=== Requirement ===
Copy the data exactly as it appears, and do not include any pictures.

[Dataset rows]
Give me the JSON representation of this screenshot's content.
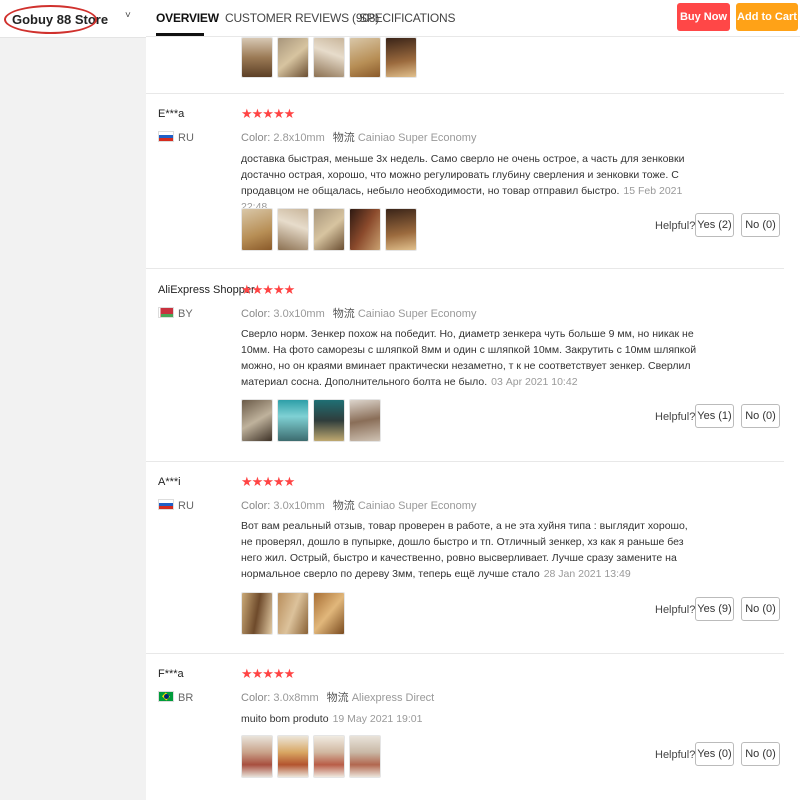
{
  "store": {
    "name": "Gobuy 88 Store",
    "chevron": "˅"
  },
  "nav": {
    "tabs": [
      {
        "label": "OVERVIEW"
      },
      {
        "label": "CUSTOMER REVIEWS (908)"
      },
      {
        "label": "SPECIFICATIONS"
      }
    ],
    "buy_now": "Buy Now",
    "add_to_cart": "Add to Cart"
  },
  "labels": {
    "color": "Color:",
    "logistics": "物流",
    "helpful": "Helpful?"
  },
  "reviews": [
    {
      "name": "E***a",
      "country": "RU",
      "stars": "★★★★★",
      "color": "2.8x10mm",
      "shipping": "Cainiao Super Economy",
      "text": "доставка быстрая, меньше 3х недель. Само сверло не очень острое, а часть для зенковки достачно острая, хорошо, что можно регулировать глубину сверления и зенковки тоже. С продавцом не общалась, небыло необходимости, но товар отправил быстро.",
      "date": "15 Feb 2021 22:48",
      "yes": "Yes (2)",
      "no": "No (0)"
    },
    {
      "name": "AliExpress Shopper",
      "country": "BY",
      "stars": "★★★★★",
      "color": "3.0x10mm",
      "shipping": "Cainiao Super Economy",
      "text": "Сверло норм. Зенкер похож на победит. Но, диаметр зенкера чуть больше 9 мм, но никак не 10мм. На фото саморезы с шляпкой 8мм и один с шляпкой 10мм. Закрутить с 10мм шляпкой можно, но он краями вминает практически незаметно, т к не соответствует зенкер. Сверлил материал сосна. Дополнительного болта не было.",
      "date": "03 Apr 2021 10:42",
      "yes": "Yes (1)",
      "no": "No (0)"
    },
    {
      "name": "A***i",
      "country": "RU",
      "stars": "★★★★★",
      "color": "3.0x10mm",
      "shipping": "Cainiao Super Economy",
      "text": "Вот вам реальный отзыв, товар проверен в работе, а не эта хуйня типа : выглядит хорошо, не проверял, дошло в пупырке, дошло быстро и тп. Отличный зенкер, хз как я раньше без него жил. Острый, быстро и качественно, ровно высверливает. Лучше сразу замените на нормальное сверло по дереву 3мм, теперь ещё лучше стало",
      "date": "28 Jan 2021 13:49",
      "yes": "Yes (9)",
      "no": "No (0)"
    },
    {
      "name": "F***a",
      "country": "BR",
      "stars": "★★★★★",
      "color": "3.0x8mm",
      "shipping": "Aliexpress Direct",
      "text": "muito bom produto",
      "date": "19 May 2021 19:01",
      "yes": "Yes (0)",
      "no": "No (0)"
    }
  ]
}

=== Exercise result ===
Give me the JSON representation of this screenshot's content.
{
  "store": {
    "name": "Gobuy 88 Store",
    "chevron": "˅"
  },
  "nav": {
    "tabs": [
      {
        "label": "OVERVIEW"
      },
      {
        "label": "CUSTOMER REVIEWS (908)"
      },
      {
        "label": "SPECIFICATIONS"
      }
    ],
    "buy_now": "Buy Now",
    "add_to_cart": "Add to Cart"
  },
  "labels": {
    "color": "Color:",
    "logistics": "物流",
    "helpful": "Helpful?"
  },
  "reviews": [
    {
      "name": "E***a",
      "country": "RU",
      "stars": "★★★★★",
      "color": "2.8x10mm",
      "shipping": "Cainiao Super Economy",
      "text": "доставка быстрая, меньше 3х недель. Само сверло не очень острое, а часть для зенковки достачно острая, хорошо, что можно регулировать глубину сверления и зенковки тоже. С продавцом не общалась, небыло необходимости, но товар отправил быстро.",
      "date": "15 Feb 2021 22:48",
      "yes": "Yes (2)",
      "no": "No (0)"
    },
    {
      "name": "AliExpress Shopper",
      "country": "BY",
      "stars": "★★★★★",
      "color": "3.0x10mm",
      "shipping": "Cainiao Super Economy",
      "text": "Сверло норм. Зенкер похож на победит. Но, диаметр зенкера чуть больше 9 мм, но никак не 10мм. На фото саморезы с шляпкой 8мм и один с шляпкой 10мм. Закрутить с 10мм шляпкой можно, но он краями вминает практически незаметно, т к не соответствует зенкер. Сверлил материал сосна. Дополнительного болта не было.",
      "date": "03 Apr 2021 10:42",
      "yes": "Yes (1)",
      "no": "No (0)"
    },
    {
      "name": "A***i",
      "country": "RU",
      "stars": "★★★★★",
      "color": "3.0x10mm",
      "shipping": "Cainiao Super Economy",
      "text": "Вот вам реальный отзыв, товар проверен в работе, а не эта хуйня типа : выглядит хорошо, не проверял, дошло в пупырке, дошло быстро и тп. Отличный зенкер, хз как я раньше без него жил. Острый, быстро и качественно, ровно высверливает. Лучше сразу замените на нормальное сверло по дереву 3мм, теперь ещё лучше стало",
      "date": "28 Jan 2021 13:49",
      "yes": "Yes (9)",
      "no": "No (0)"
    },
    {
      "name": "F***a",
      "country": "BR",
      "stars": "★★★★★",
      "color": "3.0x8mm",
      "shipping": "Aliexpress Direct",
      "text": "muito bom produto",
      "date": "19 May 2021 19:01",
      "yes": "Yes (0)",
      "no": "No (0)"
    }
  ]
}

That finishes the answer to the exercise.